---------- Material for the task ----------

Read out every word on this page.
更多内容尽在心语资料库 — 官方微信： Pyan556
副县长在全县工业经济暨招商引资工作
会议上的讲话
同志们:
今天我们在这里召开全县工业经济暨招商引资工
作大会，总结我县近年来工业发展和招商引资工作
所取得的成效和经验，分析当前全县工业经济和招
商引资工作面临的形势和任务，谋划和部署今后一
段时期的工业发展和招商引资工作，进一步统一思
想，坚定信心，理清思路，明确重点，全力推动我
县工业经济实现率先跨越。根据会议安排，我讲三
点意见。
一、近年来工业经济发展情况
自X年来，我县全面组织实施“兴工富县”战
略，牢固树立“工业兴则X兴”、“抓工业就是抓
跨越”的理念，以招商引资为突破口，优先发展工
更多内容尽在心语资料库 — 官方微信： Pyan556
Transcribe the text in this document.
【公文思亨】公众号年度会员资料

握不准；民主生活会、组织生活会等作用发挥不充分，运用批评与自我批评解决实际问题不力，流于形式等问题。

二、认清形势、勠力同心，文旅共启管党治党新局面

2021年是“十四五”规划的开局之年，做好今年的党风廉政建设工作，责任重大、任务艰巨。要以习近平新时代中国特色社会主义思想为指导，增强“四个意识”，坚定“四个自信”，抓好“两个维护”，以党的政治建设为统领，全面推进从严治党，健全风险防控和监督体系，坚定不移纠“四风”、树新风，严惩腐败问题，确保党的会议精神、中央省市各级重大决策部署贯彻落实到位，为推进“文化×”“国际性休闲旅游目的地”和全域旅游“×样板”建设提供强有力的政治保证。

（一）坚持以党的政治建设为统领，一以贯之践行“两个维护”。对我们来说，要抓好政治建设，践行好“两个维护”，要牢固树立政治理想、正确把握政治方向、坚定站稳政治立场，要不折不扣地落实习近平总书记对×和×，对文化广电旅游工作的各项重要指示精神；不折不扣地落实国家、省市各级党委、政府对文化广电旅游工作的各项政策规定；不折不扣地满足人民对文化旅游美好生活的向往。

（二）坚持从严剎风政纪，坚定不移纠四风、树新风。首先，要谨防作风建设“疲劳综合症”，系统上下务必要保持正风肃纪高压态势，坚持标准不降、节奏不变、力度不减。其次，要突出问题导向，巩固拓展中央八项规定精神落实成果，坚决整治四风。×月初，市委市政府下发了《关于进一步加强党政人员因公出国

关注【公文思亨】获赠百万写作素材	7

----------

• **Task instructions**
Using the data above, output each line exactly.

• **Solution**
Read out every word on this page.
更多内容尽在心语资料库 — 官方微信： Pyan556
副县长在全县工业经济暨招商引资工作
会议上的讲话
同志们:
今天我们在这里召开全县工业经济暨招商引资工
作大会，总结我县近年来工业发展和招商引资工作
所取得的成效和经验，分析当前全县工业经济和招
商引资工作面临的形势和任务，谋划和部署今后一
段时期的工业发展和招商引资工作，进一步统一思
想，坚定信心，理清思路，明确重点，全力推动我
县工业经济实现率先跨越。根据会议安排，我讲三
点意见。
一、近年来工业经济发展情况
自X年来，我县全面组织实施“兴工富县”战
略，牢固树立“工业兴则X兴”、“抓工业就是抓
跨越”的理念，以招商引资为突破口，优先发展工
更多内容尽在心语资料库 — 官方微信： Pyan556
Transcribe the text in this document.
【公文思亨】公众号年度会员资料

握不准；民主生活会、组织生活会等作用发挥不充分，运用批评与自我批评解决实际问题不力，流于形式等问题。

二、认清形势、勠力同心，文旅共启管党治党新局面

2021年是“十四五”规划的开局之年，做好今年的党风廉政建设工作，责任重大、任务艰巨。要以习近平新时代中国特色社会主义思想为指导，增强“四个意识”，坚定“四个自信”，抓好“两个维护”，以党的政治建设为统领，全面推进从严治党，健全风险防控和监督体系，坚定不移纠“四风”、树新风，严惩腐败问题，确保党的会议精神、中央省市各级重大决策部署贯彻落实到位，为推进“文化×”“国际性休闲旅游目的地”和全域旅游“×样板”建设提供强有力的政治保证。

（一）坚持以党的政治建设为统领，一以贯之践行“两个维护”。对我们来说，要抓好政治建设，践行好“两个维护”，要牢固树立政治理想、正确把握政治方向、坚定站稳政治立场，要不折不扣地落实习近平总书记对×和×，对文化广电旅游工作的各项重要指示精神；不折不扣地落实国家、省市各级党委、政府对文化广电旅游工作的各项政策规定；不折不扣地满足人民对文化旅游美好生活的向往。

（二）坚持从严剎风政纪，坚定不移纠四风、树新风。首先，要谨防作风建设“疲劳综合症”，系统上下务必要保持正风肃纪高压态势，坚持标准不降、节奏不变、力度不减。其次，要突出问题导向，巩固拓展中央八项规定精神落实成果，坚决整治四风。×月初，市委市政府下发了《关于进一步加强党政人员因公出国

关注【公文思亨】获赠百万写作素材	7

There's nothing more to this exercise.